▸ Data to use
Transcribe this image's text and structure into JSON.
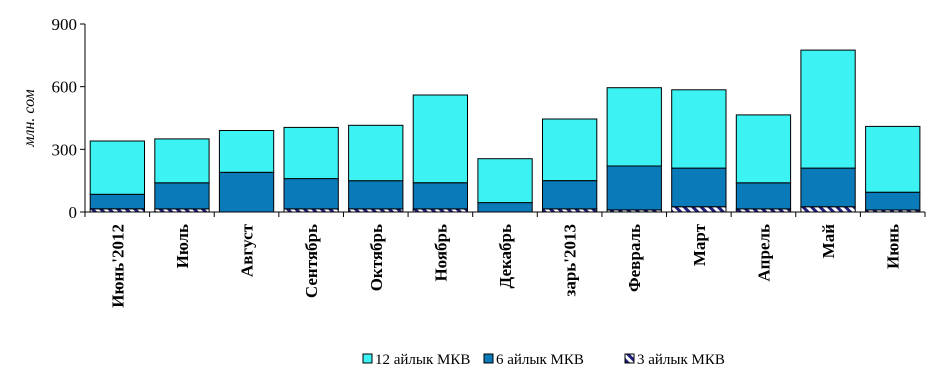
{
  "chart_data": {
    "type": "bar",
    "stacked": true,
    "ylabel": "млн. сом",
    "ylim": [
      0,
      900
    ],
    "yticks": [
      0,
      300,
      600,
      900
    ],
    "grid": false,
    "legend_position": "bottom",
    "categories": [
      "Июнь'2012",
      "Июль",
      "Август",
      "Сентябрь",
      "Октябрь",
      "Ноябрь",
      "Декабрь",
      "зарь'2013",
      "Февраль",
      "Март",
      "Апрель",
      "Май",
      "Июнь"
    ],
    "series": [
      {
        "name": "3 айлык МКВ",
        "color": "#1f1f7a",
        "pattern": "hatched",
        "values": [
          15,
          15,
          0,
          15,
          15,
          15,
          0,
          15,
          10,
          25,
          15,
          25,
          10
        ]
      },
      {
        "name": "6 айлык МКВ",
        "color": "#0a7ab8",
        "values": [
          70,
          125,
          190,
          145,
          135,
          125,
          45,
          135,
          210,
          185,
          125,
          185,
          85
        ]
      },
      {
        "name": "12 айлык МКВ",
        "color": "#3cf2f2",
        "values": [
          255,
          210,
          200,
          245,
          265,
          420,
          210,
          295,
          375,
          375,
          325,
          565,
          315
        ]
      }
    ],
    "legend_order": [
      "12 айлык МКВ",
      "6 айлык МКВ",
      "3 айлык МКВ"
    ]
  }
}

▸ What needs to be done
Pull out all lines in the data above that include "айлык".

▸ Solution
        "name": "3 айлык МКВ",
        "name": "6 айлык МКВ",
        "name": "12 айлык МКВ",
      "12 айлык МКВ",
      "6 айлык МКВ",
      "3 айлык МКВ"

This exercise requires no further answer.